*YOUR INSTRUCTIONS:*
Give the entries again, word for word.

*GIVEN DATA:*

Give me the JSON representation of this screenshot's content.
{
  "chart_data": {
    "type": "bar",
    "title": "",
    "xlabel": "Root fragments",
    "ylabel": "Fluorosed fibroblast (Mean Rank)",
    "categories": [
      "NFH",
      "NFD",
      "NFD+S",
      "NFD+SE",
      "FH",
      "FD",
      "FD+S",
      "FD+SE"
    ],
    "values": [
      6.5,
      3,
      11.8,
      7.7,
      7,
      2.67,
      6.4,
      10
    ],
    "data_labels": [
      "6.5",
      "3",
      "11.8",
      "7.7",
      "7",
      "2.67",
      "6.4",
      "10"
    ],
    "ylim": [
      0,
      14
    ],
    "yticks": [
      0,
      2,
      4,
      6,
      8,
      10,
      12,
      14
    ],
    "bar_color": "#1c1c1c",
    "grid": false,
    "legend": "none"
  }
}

*RESPONSE:*
Give me the JSON representation of this screenshot's content.
{
  "chart_data": {
    "type": "bar",
    "title": "",
    "xlabel": "Root fragments",
    "ylabel": "Fluorosed fibroblast (Mean Rank)",
    "categories": [
      "NFH",
      "NFD",
      "NFD+S",
      "NFD+SE",
      "FH",
      "FD",
      "FD+S",
      "FD+SE"
    ],
    "values": [
      6.5,
      3,
      11.8,
      7.7,
      7,
      2.67,
      6.4,
      10
    ],
    "data_labels": [
      "6.5",
      "3",
      "11.8",
      "7.7",
      "7",
      "2.67",
      "6.4",
      "10"
    ],
    "ylim": [
      0,
      14
    ],
    "yticks": [
      0,
      2,
      4,
      6,
      8,
      10,
      12,
      14
    ],
    "bar_color": "#1c1c1c",
    "grid": false,
    "legend": "none"
  }
}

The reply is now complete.